CHALLENGE –
Write out the entire listing below exactly as it appears, minus any pictures.

--- start ---

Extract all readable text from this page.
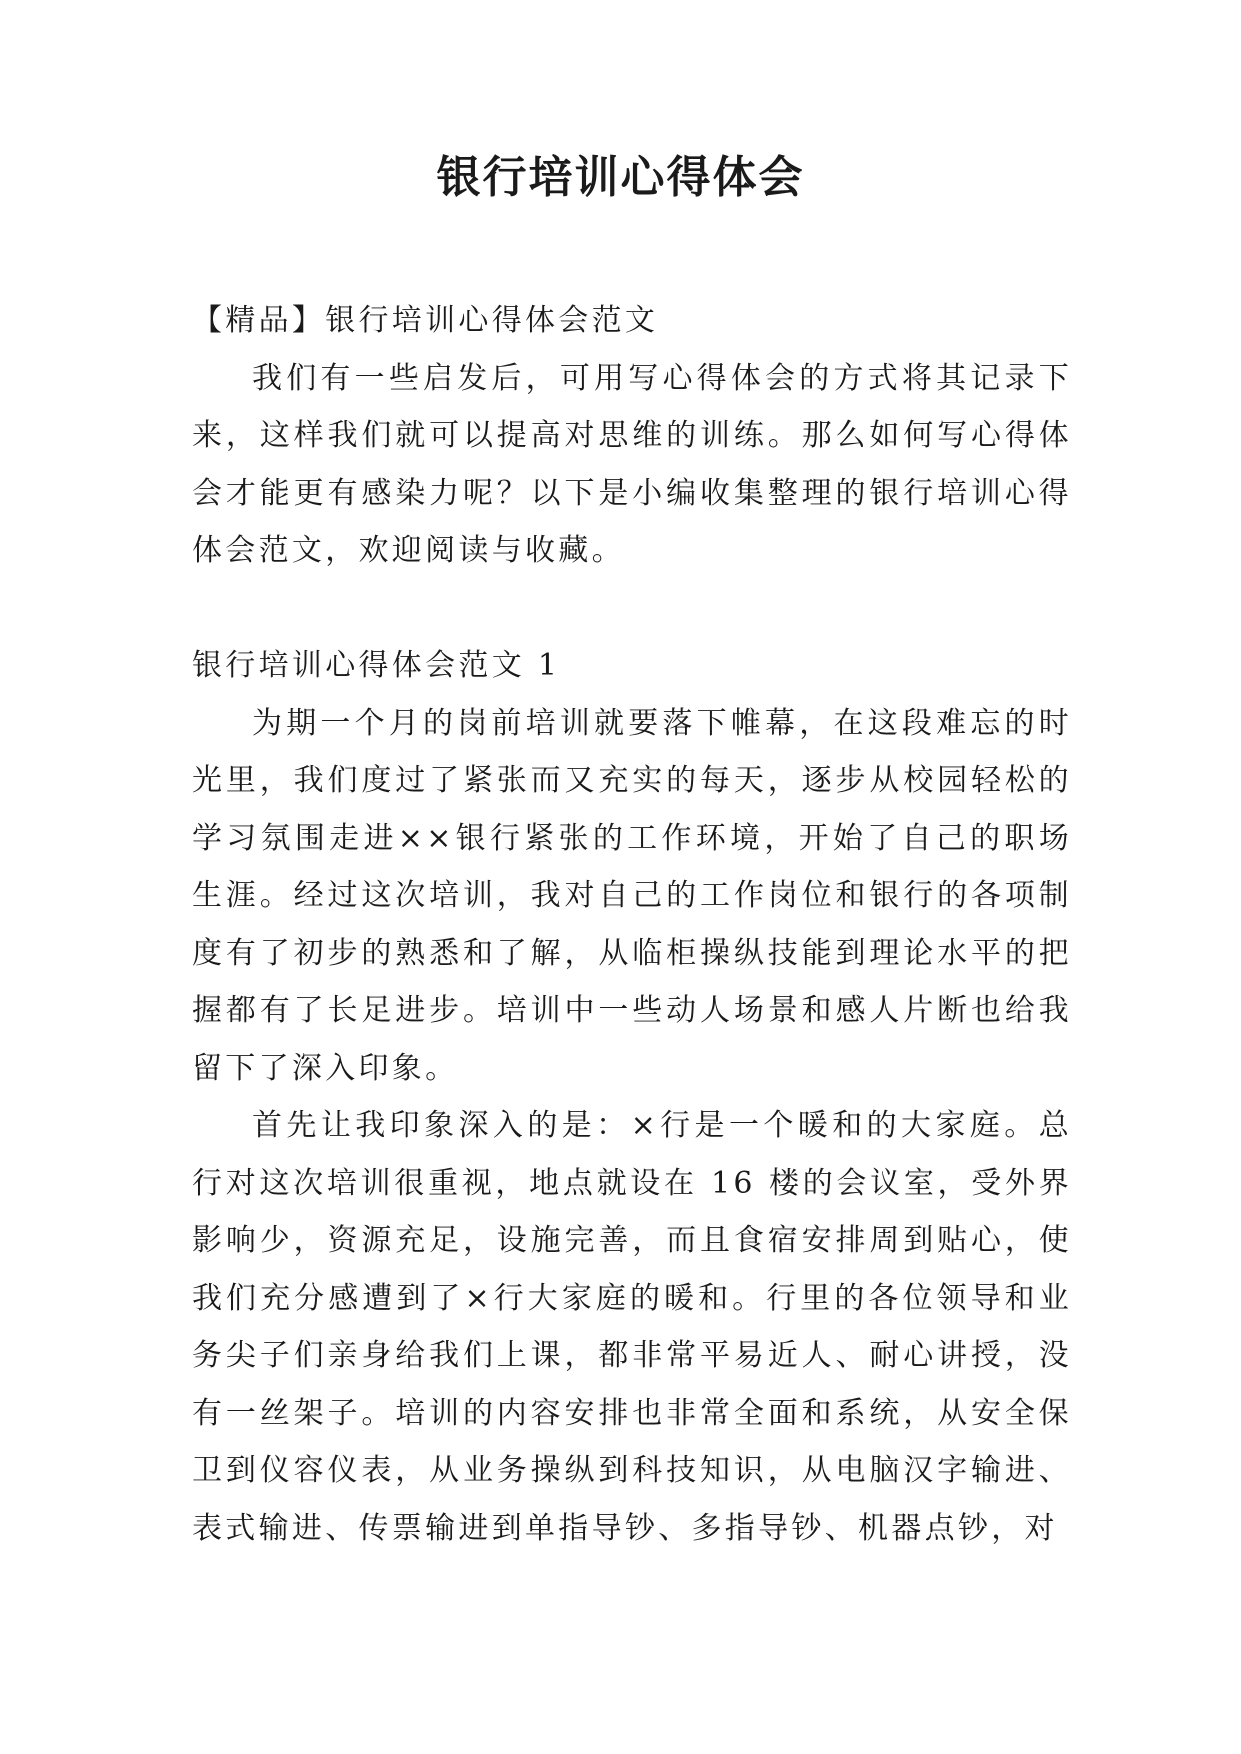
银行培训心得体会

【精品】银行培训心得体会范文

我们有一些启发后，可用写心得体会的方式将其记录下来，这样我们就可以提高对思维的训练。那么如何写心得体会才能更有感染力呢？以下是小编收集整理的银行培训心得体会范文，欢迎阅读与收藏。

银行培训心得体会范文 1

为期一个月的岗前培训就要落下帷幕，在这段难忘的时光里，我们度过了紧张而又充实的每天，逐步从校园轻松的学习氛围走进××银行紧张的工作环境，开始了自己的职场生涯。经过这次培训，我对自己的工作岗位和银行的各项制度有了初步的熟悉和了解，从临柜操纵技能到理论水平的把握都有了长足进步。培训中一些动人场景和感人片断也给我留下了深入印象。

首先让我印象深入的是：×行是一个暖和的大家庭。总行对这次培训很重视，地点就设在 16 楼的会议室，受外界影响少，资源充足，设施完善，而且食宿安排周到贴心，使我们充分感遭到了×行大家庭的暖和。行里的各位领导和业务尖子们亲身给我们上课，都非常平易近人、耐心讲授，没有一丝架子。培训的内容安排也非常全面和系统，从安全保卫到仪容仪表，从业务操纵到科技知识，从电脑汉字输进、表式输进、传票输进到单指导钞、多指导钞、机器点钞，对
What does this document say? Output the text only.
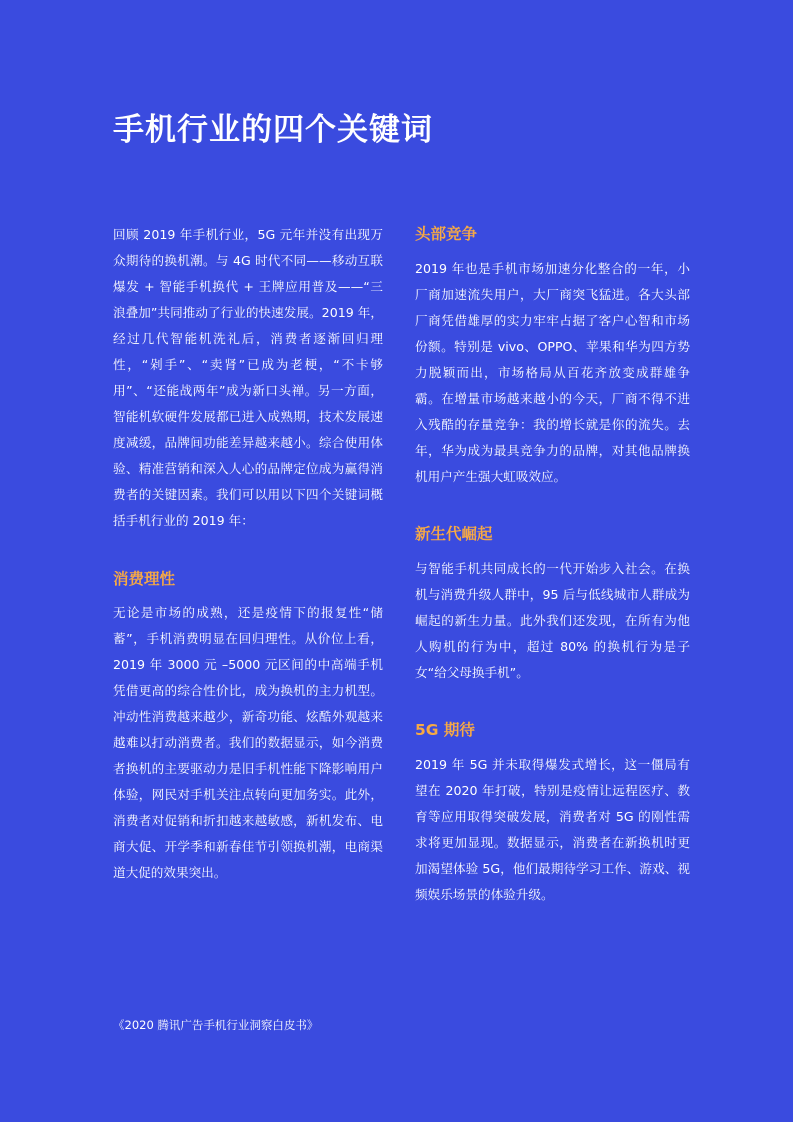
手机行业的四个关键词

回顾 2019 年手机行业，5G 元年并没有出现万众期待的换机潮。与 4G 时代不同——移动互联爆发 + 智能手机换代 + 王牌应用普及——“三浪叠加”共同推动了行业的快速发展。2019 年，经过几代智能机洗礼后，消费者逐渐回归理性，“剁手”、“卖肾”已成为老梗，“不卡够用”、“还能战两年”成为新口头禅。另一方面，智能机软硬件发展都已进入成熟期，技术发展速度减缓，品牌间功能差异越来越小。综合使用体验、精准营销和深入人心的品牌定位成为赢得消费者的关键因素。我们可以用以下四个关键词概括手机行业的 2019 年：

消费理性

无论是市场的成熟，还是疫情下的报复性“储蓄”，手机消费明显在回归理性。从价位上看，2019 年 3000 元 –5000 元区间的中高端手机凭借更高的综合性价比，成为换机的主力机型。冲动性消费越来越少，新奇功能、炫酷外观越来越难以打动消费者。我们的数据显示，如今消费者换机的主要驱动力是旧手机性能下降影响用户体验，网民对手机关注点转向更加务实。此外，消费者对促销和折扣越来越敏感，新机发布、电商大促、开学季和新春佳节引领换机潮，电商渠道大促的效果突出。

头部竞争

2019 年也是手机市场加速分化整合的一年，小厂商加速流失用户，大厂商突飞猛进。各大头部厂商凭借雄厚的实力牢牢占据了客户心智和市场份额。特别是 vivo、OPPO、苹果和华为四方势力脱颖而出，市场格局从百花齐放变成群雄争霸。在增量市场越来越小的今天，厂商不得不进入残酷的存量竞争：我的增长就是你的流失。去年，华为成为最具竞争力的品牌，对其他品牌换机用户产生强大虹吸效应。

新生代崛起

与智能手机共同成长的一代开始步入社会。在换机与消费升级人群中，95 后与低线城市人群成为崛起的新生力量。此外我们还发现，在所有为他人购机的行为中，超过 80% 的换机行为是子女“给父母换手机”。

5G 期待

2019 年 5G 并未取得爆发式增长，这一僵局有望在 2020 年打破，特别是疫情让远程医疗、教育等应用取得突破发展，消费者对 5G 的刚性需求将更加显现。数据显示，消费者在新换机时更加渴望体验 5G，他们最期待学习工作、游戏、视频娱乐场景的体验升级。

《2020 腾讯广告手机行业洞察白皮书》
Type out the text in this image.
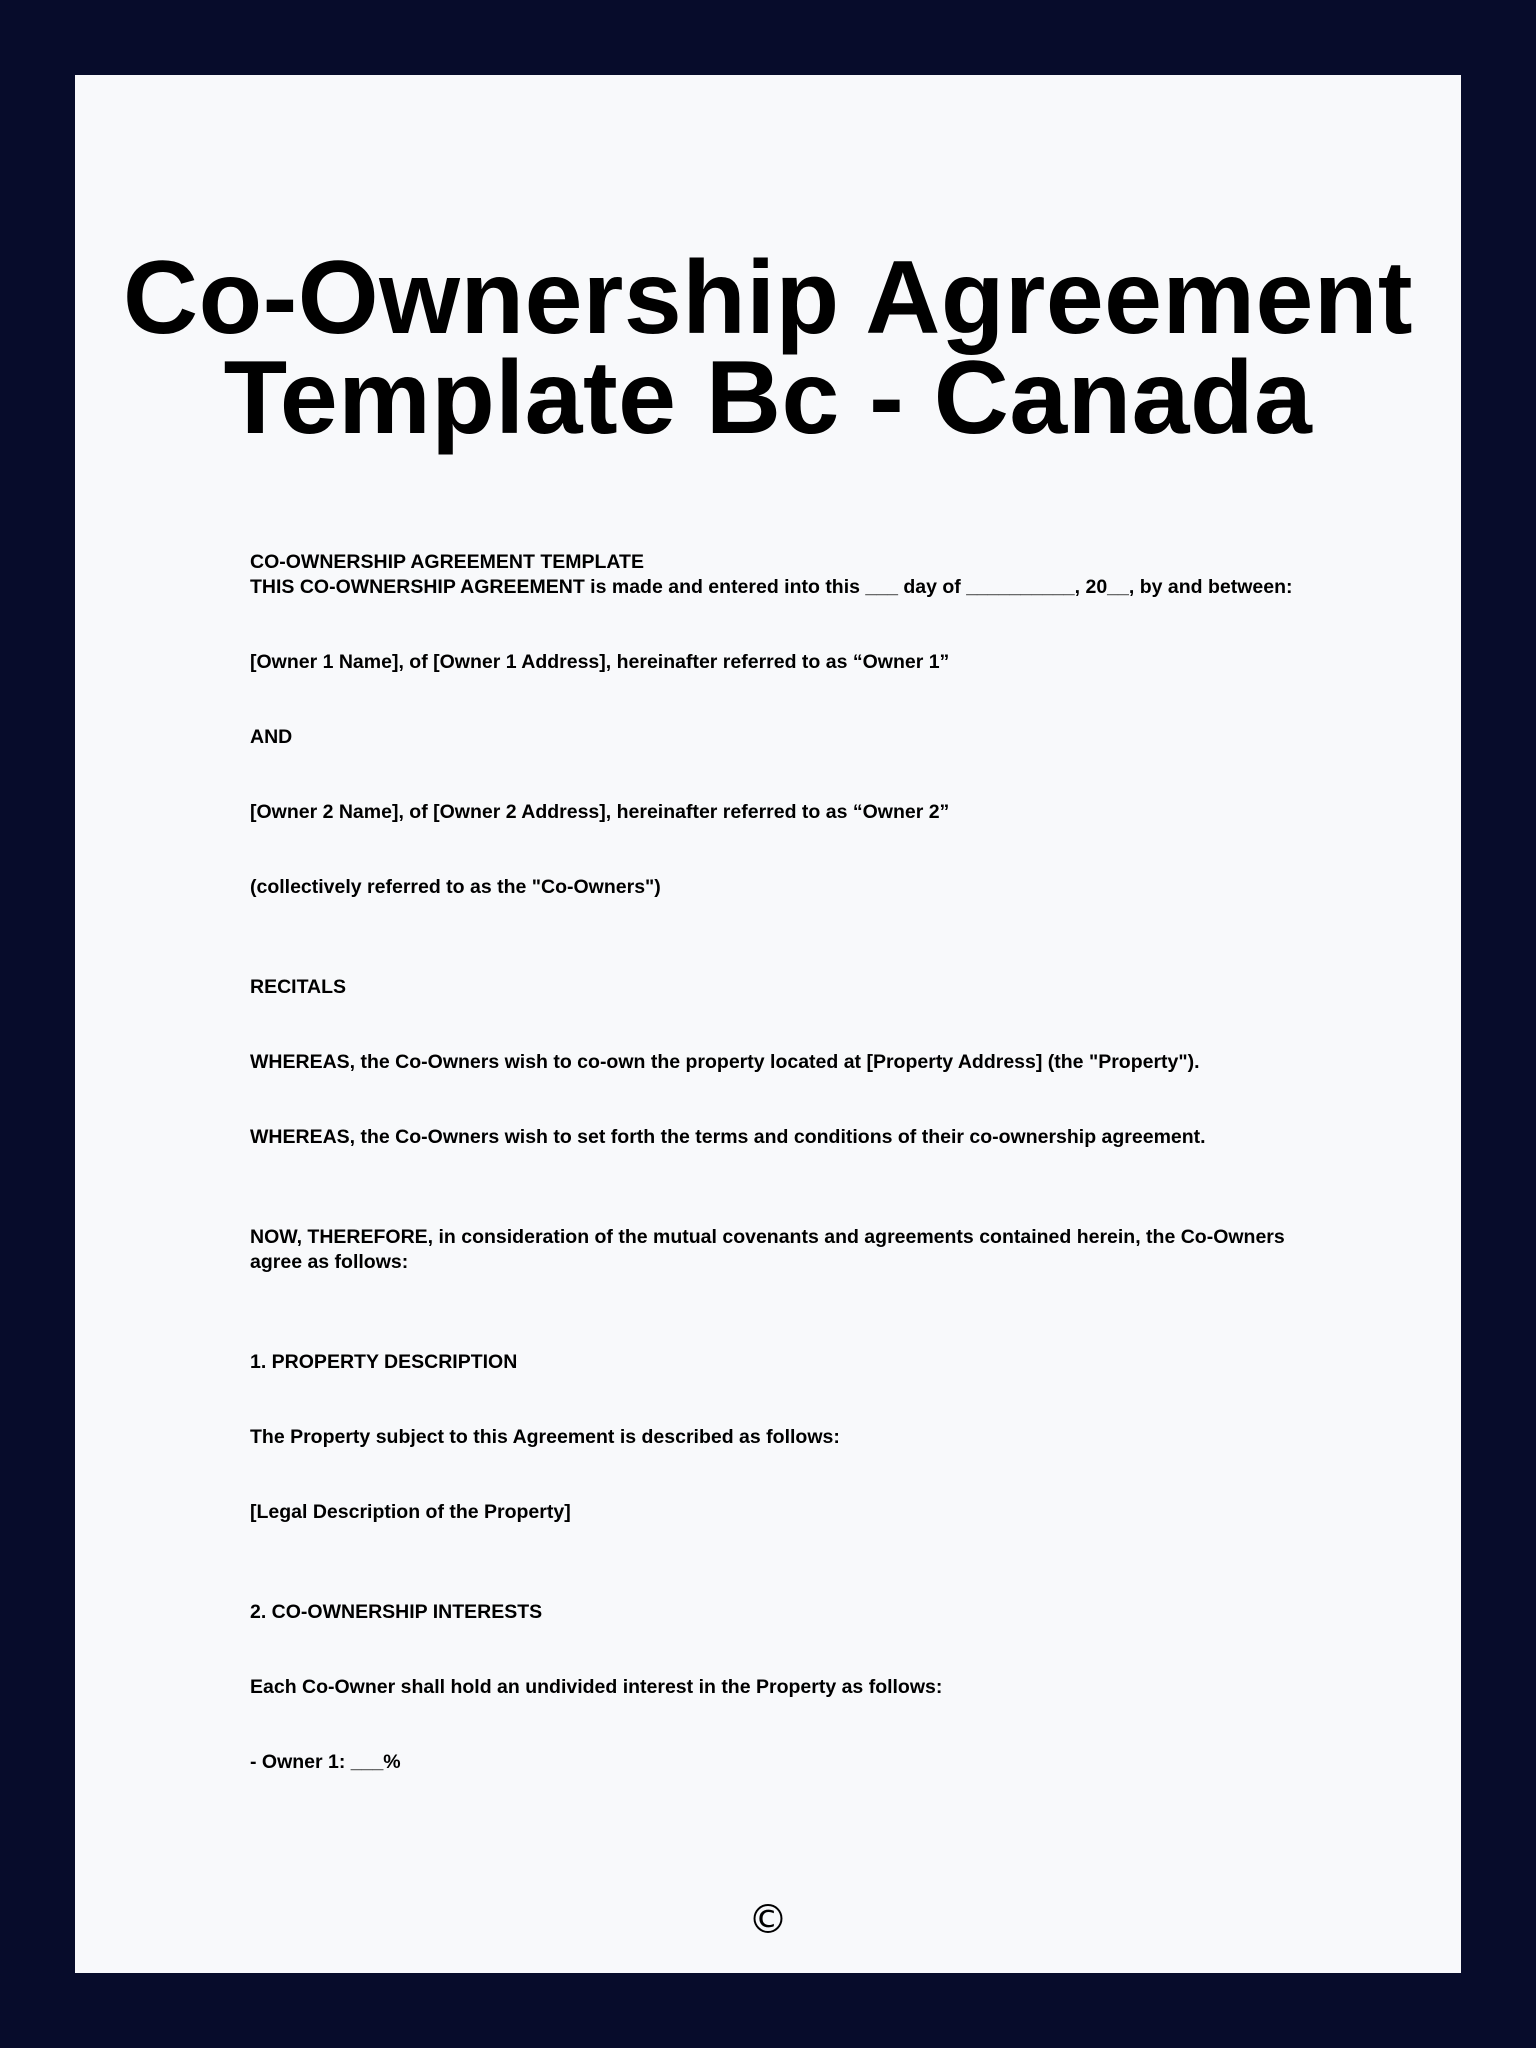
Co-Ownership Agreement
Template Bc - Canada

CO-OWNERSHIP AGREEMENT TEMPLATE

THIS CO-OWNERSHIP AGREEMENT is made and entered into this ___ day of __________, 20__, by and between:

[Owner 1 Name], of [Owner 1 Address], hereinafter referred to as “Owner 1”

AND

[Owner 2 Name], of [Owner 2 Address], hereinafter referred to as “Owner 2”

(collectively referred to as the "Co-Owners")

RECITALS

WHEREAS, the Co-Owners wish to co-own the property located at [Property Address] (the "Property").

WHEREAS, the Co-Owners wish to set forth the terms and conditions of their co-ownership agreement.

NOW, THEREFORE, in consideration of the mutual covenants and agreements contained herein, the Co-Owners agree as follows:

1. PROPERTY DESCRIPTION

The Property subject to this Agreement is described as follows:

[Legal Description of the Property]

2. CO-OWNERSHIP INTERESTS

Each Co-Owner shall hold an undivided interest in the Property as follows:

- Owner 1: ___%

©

--- end ---

OUTPUT FOR THIS TASK –
Extract all readable text from this page.
银行培训心得体会

【精品】银行培训心得体会范文

我们有一些启发后，可用写心得体会的方式将其记录下来，这样我们就可以提高对思维的训练。那么如何写心得体会才能更有感染力呢？以下是小编收集整理的银行培训心得体会范文，欢迎阅读与收藏。

银行培训心得体会范文 1

为期一个月的岗前培训就要落下帷幕，在这段难忘的时光里，我们度过了紧张而又充实的每天，逐步从校园轻松的学习氛围走进××银行紧张的工作环境，开始了自己的职场生涯。经过这次培训，我对自己的工作岗位和银行的各项制度有了初步的熟悉和了解，从临柜操纵技能到理论水平的把握都有了长足进步。培训中一些动人场景和感人片断也给我留下了深入印象。

首先让我印象深入的是：×行是一个暖和的大家庭。总行对这次培训很重视，地点就设在 16 楼的会议室，受外界影响少，资源充足，设施完善，而且食宿安排周到贴心，使我们充分感遭到了×行大家庭的暖和。行里的各位领导和业务尖子们亲身给我们上课，都非常平易近人、耐心讲授，没有一丝架子。培训的内容安排也非常全面和系统，从安全保卫到仪容仪表，从业务操纵到科技知识，从电脑汉字输进、表式输进、传票输进到单指导钞、多指导钞、机器点钞，对
What does this document say? Output the text only.
手机行业的四个关键词

回顾 2019 年手机行业，5G 元年并没有出现万众期待的换机潮。与 4G 时代不同——移动互联爆发 + 智能手机换代 + 王牌应用普及——“三浪叠加”共同推动了行业的快速发展。2019 年，经过几代智能机洗礼后，消费者逐渐回归理性，“剁手”、“卖肾”已成为老梗，“不卡够用”、“还能战两年”成为新口头禅。另一方面，智能机软硬件发展都已进入成熟期，技术发展速度减缓，品牌间功能差异越来越小。综合使用体验、精准营销和深入人心的品牌定位成为赢得消费者的关键因素。我们可以用以下四个关键词概括手机行业的 2019 年：

消费理性

无论是市场的成熟，还是疫情下的报复性“储蓄”，手机消费明显在回归理性。从价位上看，2019 年 3000 元 –5000 元区间的中高端手机凭借更高的综合性价比，成为换机的主力机型。冲动性消费越来越少，新奇功能、炫酷外观越来越难以打动消费者。我们的数据显示，如今消费者换机的主要驱动力是旧手机性能下降影响用户体验，网民对手机关注点转向更加务实。此外，消费者对促销和折扣越来越敏感，新机发布、电商大促、开学季和新春佳节引领换机潮，电商渠道大促的效果突出。

头部竞争

2019 年也是手机市场加速分化整合的一年，小厂商加速流失用户，大厂商突飞猛进。各大头部厂商凭借雄厚的实力牢牢占据了客户心智和市场份额。特别是 vivo、OPPO、苹果和华为四方势力脱颖而出，市场格局从百花齐放变成群雄争霸。在增量市场越来越小的今天，厂商不得不进入残酷的存量竞争：我的增长就是你的流失。去年，华为成为最具竞争力的品牌，对其他品牌换机用户产生强大虹吸效应。

新生代崛起

与智能手机共同成长的一代开始步入社会。在换机与消费升级人群中，95 后与低线城市人群成为崛起的新生力量。此外我们还发现，在所有为他人购机的行为中，超过 80% 的换机行为是子女“给父母换手机”。

5G 期待

2019 年 5G 并未取得爆发式增长，这一僵局有望在 2020 年打破，特别是疫情让远程医疗、教育等应用取得突破发展，消费者对 5G 的刚性需求将更加显现。数据显示，消费者在新换机时更加渴望体验 5G，他们最期待学习工作、游戏、视频娱乐场景的体验升级。

《2020 腾讯广告手机行业洞察白皮书》
Type out the text in this image.
Co-Ownership Agreement
Template Bc - Canada

CO-OWNERSHIP AGREEMENT TEMPLATE

THIS CO-OWNERSHIP AGREEMENT is made and entered into this ___ day of __________, 20__, by and between:

[Owner 1 Name], of [Owner 1 Address], hereinafter referred to as “Owner 1”

AND

[Owner 2 Name], of [Owner 2 Address], hereinafter referred to as “Owner 2”

(collectively referred to as the "Co-Owners")

RECITALS

WHEREAS, the Co-Owners wish to co-own the property located at [Property Address] (the "Property").

WHEREAS, the Co-Owners wish to set forth the terms and conditions of their co-ownership agreement.

NOW, THEREFORE, in consideration of the mutual covenants and agreements contained herein, the Co-Owners agree as follows:

1. PROPERTY DESCRIPTION

The Property subject to this Agreement is described as follows:

[Legal Description of the Property]

2. CO-OWNERSHIP INTERESTS

Each Co-Owner shall hold an undivided interest in the Property as follows:

- Owner 1: ___%

©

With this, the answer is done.